Start of Materials provided

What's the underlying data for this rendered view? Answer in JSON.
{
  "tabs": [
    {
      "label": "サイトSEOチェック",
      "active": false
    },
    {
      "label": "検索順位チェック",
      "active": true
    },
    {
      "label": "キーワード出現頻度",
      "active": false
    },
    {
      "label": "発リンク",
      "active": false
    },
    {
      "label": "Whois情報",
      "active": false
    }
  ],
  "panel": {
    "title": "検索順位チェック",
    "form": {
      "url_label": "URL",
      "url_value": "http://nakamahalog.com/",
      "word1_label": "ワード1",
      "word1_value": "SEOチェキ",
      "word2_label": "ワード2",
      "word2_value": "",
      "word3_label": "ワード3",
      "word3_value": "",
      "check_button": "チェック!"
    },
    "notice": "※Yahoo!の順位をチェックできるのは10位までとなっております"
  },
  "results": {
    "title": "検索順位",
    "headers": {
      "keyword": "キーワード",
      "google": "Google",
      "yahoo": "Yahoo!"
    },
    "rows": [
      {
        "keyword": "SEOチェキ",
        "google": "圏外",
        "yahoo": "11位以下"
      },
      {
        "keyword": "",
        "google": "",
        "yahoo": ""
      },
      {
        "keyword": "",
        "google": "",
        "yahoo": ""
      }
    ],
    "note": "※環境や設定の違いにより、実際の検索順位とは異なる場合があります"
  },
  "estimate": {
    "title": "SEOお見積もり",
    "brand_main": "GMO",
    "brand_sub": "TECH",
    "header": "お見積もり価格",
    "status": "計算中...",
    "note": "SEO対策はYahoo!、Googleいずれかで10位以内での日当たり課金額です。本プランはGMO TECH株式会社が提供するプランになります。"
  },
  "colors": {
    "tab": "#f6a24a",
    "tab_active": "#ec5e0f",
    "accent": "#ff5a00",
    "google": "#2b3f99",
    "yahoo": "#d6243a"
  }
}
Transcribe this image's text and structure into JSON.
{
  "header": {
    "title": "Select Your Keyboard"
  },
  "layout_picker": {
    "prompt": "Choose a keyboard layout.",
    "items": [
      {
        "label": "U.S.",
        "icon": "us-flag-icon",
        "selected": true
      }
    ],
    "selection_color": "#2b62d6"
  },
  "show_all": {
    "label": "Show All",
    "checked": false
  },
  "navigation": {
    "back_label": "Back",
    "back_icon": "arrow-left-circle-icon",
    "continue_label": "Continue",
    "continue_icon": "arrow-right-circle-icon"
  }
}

End of Materials provided

Exercise details>
Output the records exactly, including every line.

The response>
What's the underlying data for this rendered view? Answer in JSON.
{
  "tabs": [
    {
      "label": "サイトSEOチェック",
      "active": false
    },
    {
      "label": "検索順位チェック",
      "active": true
    },
    {
      "label": "キーワード出現頻度",
      "active": false
    },
    {
      "label": "発リンク",
      "active": false
    },
    {
      "label": "Whois情報",
      "active": false
    }
  ],
  "panel": {
    "title": "検索順位チェック",
    "form": {
      "url_label": "URL",
      "url_value": "http://nakamahalog.com/",
      "word1_label": "ワード1",
      "word1_value": "SEOチェキ",
      "word2_label": "ワード2",
      "word2_value": "",
      "word3_label": "ワード3",
      "word3_value": "",
      "check_button": "チェック!"
    },
    "notice": "※Yahoo!の順位をチェックできるのは10位までとなっております"
  },
  "results": {
    "title": "検索順位",
    "headers": {
      "keyword": "キーワード",
      "google": "Google",
      "yahoo": "Yahoo!"
    },
    "rows": [
      {
        "keyword": "SEOチェキ",
        "google": "圏外",
        "yahoo": "11位以下"
      },
      {
        "keyword": "",
        "google": "",
        "yahoo": ""
      },
      {
        "keyword": "",
        "google": "",
        "yahoo": ""
      }
    ],
    "note": "※環境や設定の違いにより、実際の検索順位とは異なる場合があります"
  },
  "estimate": {
    "title": "SEOお見積もり",
    "brand_main": "GMO",
    "brand_sub": "TECH",
    "header": "お見積もり価格",
    "status": "計算中...",
    "note": "SEO対策はYahoo!、Googleいずれかで10位以内での日当たり課金額です。本プランはGMO TECH株式会社が提供するプランになります。"
  },
  "colors": {
    "tab": "#f6a24a",
    "tab_active": "#ec5e0f",
    "accent": "#ff5a00",
    "google": "#2b3f99",
    "yahoo": "#d6243a"
  }
}
Transcribe this image's text and structure into JSON.
{
  "header": {
    "title": "Select Your Keyboard"
  },
  "layout_picker": {
    "prompt": "Choose a keyboard layout.",
    "items": [
      {
        "label": "U.S.",
        "icon": "us-flag-icon",
        "selected": true
      }
    ],
    "selection_color": "#2b62d6"
  },
  "show_all": {
    "label": "Show All",
    "checked": false
  },
  "navigation": {
    "back_label": "Back",
    "back_icon": "arrow-left-circle-icon",
    "continue_label": "Continue",
    "continue_icon": "arrow-right-circle-icon"
  }
}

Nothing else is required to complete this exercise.